• _Problem_
Set the data down again, exactly as it reads, but without the pictures.

• _Excerpted data_
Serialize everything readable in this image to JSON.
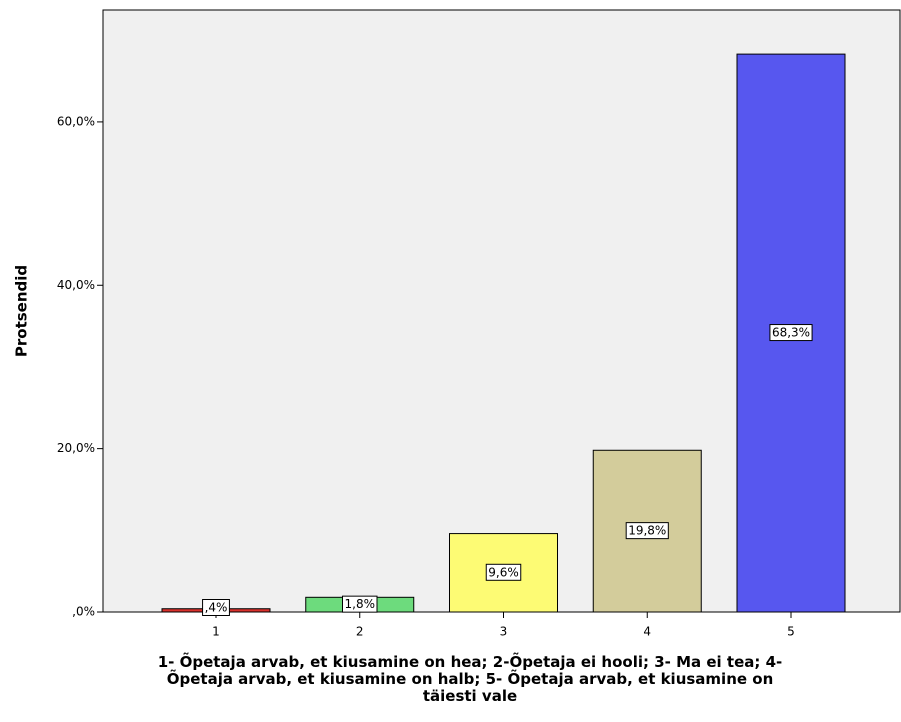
{
  "chart_data": {
    "type": "bar",
    "categories": [
      "1",
      "2",
      "3",
      "4",
      "5"
    ],
    "values": [
      0.4,
      1.8,
      9.6,
      19.8,
      68.3
    ],
    "value_labels": [
      ",4%",
      "1,8%",
      "9,6%",
      "19,8%",
      "68,3%"
    ],
    "colors": [
      "#d9312c",
      "#6ddb7d",
      "#fdfb74",
      "#d3cc9b",
      "#5757ef"
    ],
    "ylabel": "Protsendid",
    "xlabel": "1- Õpetaja arvab, et kiusamine on hea; 2-Õpetaja ei hooli; 3- Ma ei tea; 4-Õpetaja arvab, et kiusamine on halb; 5- Õpetaja arvab, et kiusamine on täiesti vale",
    "ylim": [
      0,
      73.7
    ],
    "yticks": [
      {
        "value": 0,
        "label": ",0%"
      },
      {
        "value": 20,
        "label": "20,0%"
      },
      {
        "value": 40,
        "label": "40,0%"
      },
      {
        "value": 60,
        "label": "60,0%"
      }
    ]
  }
}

• _Exercise response_
Serialize everything readable in this image to JSON.
{
  "chart_data": {
    "type": "bar",
    "categories": [
      "1",
      "2",
      "3",
      "4",
      "5"
    ],
    "values": [
      0.4,
      1.8,
      9.6,
      19.8,
      68.3
    ],
    "value_labels": [
      ",4%",
      "1,8%",
      "9,6%",
      "19,8%",
      "68,3%"
    ],
    "colors": [
      "#d9312c",
      "#6ddb7d",
      "#fdfb74",
      "#d3cc9b",
      "#5757ef"
    ],
    "ylabel": "Protsendid",
    "xlabel": "1- Õpetaja arvab, et kiusamine on hea; 2-Õpetaja ei hooli; 3- Ma ei tea; 4-Õpetaja arvab, et kiusamine on halb; 5- Õpetaja arvab, et kiusamine on täiesti vale",
    "ylim": [
      0,
      73.7
    ],
    "yticks": [
      {
        "value": 0,
        "label": ",0%"
      },
      {
        "value": 20,
        "label": "20,0%"
      },
      {
        "value": 40,
        "label": "40,0%"
      },
      {
        "value": 60,
        "label": "60,0%"
      }
    ]
  }
}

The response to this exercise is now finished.